*What is being asked*. Could you give the data below again, exactly and completely?

*Listed entries*.
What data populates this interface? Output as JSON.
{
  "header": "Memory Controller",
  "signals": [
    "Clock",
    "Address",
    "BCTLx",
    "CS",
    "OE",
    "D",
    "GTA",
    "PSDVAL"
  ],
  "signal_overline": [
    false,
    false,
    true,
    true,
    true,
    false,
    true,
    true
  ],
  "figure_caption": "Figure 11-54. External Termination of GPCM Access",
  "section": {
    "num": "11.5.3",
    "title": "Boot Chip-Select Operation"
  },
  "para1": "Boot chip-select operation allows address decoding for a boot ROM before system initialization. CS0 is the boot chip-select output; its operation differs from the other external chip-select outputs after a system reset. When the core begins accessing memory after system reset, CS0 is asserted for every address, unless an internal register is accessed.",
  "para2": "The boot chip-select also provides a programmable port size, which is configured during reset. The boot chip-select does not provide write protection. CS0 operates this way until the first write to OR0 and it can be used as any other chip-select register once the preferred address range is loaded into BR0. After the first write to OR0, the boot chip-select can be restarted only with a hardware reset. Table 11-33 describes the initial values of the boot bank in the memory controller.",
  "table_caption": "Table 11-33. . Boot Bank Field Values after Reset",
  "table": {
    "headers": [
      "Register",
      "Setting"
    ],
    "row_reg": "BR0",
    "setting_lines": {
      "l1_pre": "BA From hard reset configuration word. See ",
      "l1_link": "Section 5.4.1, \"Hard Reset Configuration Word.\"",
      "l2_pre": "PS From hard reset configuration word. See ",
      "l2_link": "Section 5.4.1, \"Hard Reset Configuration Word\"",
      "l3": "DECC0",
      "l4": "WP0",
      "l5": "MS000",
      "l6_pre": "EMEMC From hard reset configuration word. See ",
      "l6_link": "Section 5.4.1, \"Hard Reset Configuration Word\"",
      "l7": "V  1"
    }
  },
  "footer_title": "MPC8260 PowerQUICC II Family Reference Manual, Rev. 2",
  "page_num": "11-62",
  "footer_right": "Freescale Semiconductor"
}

*Expected answer*.
What data populates this interface? Output as JSON.
{
  "header": "Memory Controller",
  "signals": [
    "Clock",
    "Address",
    "BCTLx",
    "CS",
    "OE",
    "D",
    "GTA",
    "PSDVAL"
  ],
  "signal_overline": [
    false,
    false,
    true,
    true,
    true,
    false,
    true,
    true
  ],
  "figure_caption": "Figure 11-54. External Termination of GPCM Access",
  "section": {
    "num": "11.5.3",
    "title": "Boot Chip-Select Operation"
  },
  "para1": "Boot chip-select operation allows address decoding for a boot ROM before system initialization. CS0 is the boot chip-select output; its operation differs from the other external chip-select outputs after a system reset. When the core begins accessing memory after system reset, CS0 is asserted for every address, unless an internal register is accessed.",
  "para2": "The boot chip-select also provides a programmable port size, which is configured during reset. The boot chip-select does not provide write protection. CS0 operates this way until the first write to OR0 and it can be used as any other chip-select register once the preferred address range is loaded into BR0. After the first write to OR0, the boot chip-select can be restarted only with a hardware reset. Table 11-33 describes the initial values of the boot bank in the memory controller.",
  "table_caption": "Table 11-33. . Boot Bank Field Values after Reset",
  "table": {
    "headers": [
      "Register",
      "Setting"
    ],
    "row_reg": "BR0",
    "setting_lines": {
      "l1_pre": "BA From hard reset configuration word. See ",
      "l1_link": "Section 5.4.1, \"Hard Reset Configuration Word.\"",
      "l2_pre": "PS From hard reset configuration word. See ",
      "l2_link": "Section 5.4.1, \"Hard Reset Configuration Word\"",
      "l3": "DECC0",
      "l4": "WP0",
      "l5": "MS000",
      "l6_pre": "EMEMC From hard reset configuration word. See ",
      "l6_link": "Section 5.4.1, \"Hard Reset Configuration Word\"",
      "l7": "V  1"
    }
  },
  "footer_title": "MPC8260 PowerQUICC II Family Reference Manual, Rev. 2",
  "page_num": "11-62",
  "footer_right": "Freescale Semiconductor"
}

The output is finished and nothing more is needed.